* [WORK TO COMPLETE]
1. In the rent price modeling text, list every predictor variable that the random forest formula uses to model monthly_rent.
2. Proceed with the rent price modeling text below, picking up right after its last line of code.

* [TEXT UNDER STUDY]
Calculates the Mean Squared Error (MSE) and Root Mean Squared Error (RMSE) for the multi-variable model’s predictions. The MSE and RMSE values provided indicate the need to further optimize the model or adjust the model parameters to improve the fit.
###5.2.3 use random forest model to predict rent prices
In this section, a random forest model is built to predict rents and the performance of the model is evaluated.
library(randomForest)
## randomForest 4.7-1.1
## Type rfNews() to see new features/changes/bug fixes.
##
## 载入程辑包:'randomForest'
## The following object is masked from 'package:dplyr':
##
## combine
## The following object is masked from 'package:ggplot2':
##
## margin
rf_model <- randomForest(monthly_rent ~ location + property_type + furnished, data = trainset)
prediction <- predict(rf_model, newdata = testset)

* [SUPPLIED RECORDS]
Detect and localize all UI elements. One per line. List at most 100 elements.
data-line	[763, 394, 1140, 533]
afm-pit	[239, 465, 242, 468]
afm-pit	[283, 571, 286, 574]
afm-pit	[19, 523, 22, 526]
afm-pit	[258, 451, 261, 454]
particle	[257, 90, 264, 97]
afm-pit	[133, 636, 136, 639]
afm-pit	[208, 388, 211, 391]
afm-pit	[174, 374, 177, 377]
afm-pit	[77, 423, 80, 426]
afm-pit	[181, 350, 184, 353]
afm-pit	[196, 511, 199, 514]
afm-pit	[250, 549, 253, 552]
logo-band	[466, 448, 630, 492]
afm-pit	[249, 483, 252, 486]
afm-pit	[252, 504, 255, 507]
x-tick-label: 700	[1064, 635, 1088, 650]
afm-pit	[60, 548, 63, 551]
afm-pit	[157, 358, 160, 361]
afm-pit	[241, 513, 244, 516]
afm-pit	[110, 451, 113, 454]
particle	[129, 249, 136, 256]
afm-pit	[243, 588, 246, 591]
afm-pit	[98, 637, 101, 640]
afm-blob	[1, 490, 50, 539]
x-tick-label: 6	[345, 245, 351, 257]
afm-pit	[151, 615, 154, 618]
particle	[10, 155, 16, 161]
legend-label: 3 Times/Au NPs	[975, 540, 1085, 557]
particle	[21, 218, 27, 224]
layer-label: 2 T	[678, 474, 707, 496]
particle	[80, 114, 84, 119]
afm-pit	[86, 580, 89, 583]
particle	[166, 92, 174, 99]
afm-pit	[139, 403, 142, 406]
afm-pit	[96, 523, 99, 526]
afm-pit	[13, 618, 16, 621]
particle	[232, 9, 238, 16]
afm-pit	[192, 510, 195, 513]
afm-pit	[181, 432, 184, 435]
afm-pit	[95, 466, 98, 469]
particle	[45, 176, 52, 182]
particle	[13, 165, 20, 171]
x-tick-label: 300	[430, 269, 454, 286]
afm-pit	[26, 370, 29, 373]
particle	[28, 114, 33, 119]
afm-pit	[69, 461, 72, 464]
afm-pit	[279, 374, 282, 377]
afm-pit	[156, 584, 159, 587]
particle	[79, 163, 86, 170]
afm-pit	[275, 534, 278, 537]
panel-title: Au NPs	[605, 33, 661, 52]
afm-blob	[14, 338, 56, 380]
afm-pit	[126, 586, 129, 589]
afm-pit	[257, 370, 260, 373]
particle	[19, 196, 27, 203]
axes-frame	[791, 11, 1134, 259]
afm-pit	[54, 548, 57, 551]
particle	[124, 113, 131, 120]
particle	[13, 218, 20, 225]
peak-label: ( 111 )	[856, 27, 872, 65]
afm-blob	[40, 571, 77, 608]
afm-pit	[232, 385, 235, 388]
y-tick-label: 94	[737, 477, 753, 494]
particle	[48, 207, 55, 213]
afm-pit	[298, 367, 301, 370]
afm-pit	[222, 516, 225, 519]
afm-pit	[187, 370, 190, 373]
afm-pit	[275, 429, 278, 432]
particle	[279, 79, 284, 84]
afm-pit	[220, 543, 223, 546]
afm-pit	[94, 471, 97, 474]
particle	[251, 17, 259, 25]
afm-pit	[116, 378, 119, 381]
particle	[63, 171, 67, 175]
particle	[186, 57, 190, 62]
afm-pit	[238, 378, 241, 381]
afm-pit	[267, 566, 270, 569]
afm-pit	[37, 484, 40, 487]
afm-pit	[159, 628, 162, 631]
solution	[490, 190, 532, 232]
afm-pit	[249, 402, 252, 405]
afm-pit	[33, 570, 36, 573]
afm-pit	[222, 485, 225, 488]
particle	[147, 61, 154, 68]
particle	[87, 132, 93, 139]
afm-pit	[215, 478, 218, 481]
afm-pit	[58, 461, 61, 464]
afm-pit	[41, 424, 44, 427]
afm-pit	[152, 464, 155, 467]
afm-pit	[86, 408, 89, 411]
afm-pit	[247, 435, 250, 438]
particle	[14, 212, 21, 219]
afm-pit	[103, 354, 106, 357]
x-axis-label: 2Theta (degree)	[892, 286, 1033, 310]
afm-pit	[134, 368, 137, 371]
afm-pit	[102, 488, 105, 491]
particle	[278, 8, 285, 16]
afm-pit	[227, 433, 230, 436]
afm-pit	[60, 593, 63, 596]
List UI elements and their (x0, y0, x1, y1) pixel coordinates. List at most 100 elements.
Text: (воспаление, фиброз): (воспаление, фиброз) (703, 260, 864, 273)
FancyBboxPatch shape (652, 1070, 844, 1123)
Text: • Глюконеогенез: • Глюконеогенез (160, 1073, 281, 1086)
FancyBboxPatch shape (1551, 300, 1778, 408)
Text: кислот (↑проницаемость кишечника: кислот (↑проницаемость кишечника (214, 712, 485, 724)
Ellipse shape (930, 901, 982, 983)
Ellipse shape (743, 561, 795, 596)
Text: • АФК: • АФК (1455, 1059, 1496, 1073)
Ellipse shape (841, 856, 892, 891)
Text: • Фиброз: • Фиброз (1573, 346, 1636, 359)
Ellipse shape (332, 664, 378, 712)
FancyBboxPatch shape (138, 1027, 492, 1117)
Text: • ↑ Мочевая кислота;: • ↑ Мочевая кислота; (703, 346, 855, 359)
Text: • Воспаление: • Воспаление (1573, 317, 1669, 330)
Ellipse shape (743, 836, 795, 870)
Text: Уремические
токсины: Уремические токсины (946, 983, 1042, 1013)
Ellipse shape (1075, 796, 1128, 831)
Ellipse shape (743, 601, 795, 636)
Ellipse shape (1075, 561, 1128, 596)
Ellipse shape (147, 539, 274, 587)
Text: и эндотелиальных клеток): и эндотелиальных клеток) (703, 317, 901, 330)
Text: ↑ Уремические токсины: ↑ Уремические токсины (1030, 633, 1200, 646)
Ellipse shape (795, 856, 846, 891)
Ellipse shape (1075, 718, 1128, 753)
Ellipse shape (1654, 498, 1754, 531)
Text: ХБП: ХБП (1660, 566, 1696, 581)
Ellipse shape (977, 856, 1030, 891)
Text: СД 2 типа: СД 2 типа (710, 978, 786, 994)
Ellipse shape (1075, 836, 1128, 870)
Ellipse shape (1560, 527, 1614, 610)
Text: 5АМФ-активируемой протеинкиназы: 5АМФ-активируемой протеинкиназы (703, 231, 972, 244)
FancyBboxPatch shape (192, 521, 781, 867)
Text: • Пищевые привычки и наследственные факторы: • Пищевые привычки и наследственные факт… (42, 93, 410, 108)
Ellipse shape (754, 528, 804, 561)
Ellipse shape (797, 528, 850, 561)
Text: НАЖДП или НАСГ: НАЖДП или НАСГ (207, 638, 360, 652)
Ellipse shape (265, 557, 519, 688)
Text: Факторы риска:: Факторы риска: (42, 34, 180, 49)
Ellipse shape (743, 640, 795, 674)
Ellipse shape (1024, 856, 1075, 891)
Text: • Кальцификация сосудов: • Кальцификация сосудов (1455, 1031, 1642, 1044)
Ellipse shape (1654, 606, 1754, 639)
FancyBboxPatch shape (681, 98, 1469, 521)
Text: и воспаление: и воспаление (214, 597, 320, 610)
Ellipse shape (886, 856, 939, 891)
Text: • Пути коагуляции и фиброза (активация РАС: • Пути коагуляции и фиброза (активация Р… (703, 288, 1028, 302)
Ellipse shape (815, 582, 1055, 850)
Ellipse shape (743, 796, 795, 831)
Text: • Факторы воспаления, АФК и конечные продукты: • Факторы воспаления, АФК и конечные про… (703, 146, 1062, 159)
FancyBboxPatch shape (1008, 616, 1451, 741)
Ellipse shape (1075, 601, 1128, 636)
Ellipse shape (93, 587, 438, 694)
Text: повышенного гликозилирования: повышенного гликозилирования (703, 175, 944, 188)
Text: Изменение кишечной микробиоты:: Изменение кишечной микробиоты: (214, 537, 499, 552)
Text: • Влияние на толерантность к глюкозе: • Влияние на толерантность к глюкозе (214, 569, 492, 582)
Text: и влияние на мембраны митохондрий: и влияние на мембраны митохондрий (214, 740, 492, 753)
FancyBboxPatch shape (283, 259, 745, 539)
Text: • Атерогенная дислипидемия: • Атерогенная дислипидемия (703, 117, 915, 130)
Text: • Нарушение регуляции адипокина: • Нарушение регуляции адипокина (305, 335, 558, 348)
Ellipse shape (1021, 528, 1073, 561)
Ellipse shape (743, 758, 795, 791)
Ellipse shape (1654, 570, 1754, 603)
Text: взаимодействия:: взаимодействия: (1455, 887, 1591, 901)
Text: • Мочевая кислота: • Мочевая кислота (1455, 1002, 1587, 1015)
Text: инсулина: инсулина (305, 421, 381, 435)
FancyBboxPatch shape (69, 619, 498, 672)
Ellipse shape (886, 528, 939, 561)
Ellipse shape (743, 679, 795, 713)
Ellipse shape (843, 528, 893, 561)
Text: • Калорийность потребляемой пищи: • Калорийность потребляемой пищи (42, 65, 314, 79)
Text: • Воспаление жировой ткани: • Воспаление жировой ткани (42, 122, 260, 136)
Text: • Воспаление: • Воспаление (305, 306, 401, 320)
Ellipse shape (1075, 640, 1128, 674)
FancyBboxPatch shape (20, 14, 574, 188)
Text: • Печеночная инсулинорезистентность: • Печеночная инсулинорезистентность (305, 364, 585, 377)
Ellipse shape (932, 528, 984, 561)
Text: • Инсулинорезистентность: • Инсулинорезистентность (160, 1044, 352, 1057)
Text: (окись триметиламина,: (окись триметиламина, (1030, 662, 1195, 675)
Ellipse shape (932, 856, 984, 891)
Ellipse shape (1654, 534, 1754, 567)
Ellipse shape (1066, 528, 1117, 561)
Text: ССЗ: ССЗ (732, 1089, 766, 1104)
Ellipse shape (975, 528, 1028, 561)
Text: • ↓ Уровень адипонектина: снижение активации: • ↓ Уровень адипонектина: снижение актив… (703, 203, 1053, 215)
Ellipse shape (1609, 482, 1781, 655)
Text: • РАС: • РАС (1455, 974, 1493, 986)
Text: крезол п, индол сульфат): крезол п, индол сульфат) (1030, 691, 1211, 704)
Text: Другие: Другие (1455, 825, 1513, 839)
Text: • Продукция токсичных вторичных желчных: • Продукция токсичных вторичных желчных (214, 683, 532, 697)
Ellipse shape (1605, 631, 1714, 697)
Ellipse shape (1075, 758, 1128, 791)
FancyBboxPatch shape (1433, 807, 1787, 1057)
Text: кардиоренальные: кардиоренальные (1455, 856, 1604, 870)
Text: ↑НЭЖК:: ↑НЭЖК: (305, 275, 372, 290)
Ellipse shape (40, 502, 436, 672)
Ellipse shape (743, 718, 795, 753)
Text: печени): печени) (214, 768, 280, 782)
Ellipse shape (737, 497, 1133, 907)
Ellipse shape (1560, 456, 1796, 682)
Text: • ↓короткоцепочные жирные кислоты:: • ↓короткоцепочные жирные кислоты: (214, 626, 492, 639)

* [ANSWER LIST]
1.
location
property_type
furnished

2.
head(prediction, 5)
## 3 20 23 24 27
## 1551.497 1862.144 1357.702 1357.702 1272.106
rf_mse <- mean((c_data$monthly_rent - prediction)^2)
## Warning in c_data$monthly_rent - prediction:
## 长的对象长度不是短的对象长度的整倍数
rf_rmse <- sqrt(rf_mse)
print(paste("MSE (Multi-variable model):", rf_mse))
## [1] "MSE (Multi-variable model): 334520.237356136"
print(paste("RMSE (Multi-variable model):", rf_rmse))
## [1] "RMSE (Multi-variable model): 578.37724484642"
rf_r_squared <- cor(prediction, testset$monthly_rent)^2
print(paste("R-squared:",rf_r_squared))
## [1] "R-squared: 0.42667261257275"
In this model, a large error between the predicted and actual observed values.Based on these results, further adjustments to the model or consideration of adding other characteristic variables may be required to improve the accuracy of the predictions.
#6.CONCLUSION
In this study, two questions were examined. The first question was to explore the factors that influence rent prices and the second question was to predict rent prices based on the selected dataset.
For the first question, we explored the factors influencing rental prices by building a linear regression model and performing correlation analysis on some of the variables. This shows that location is the largest factor affecting rent price.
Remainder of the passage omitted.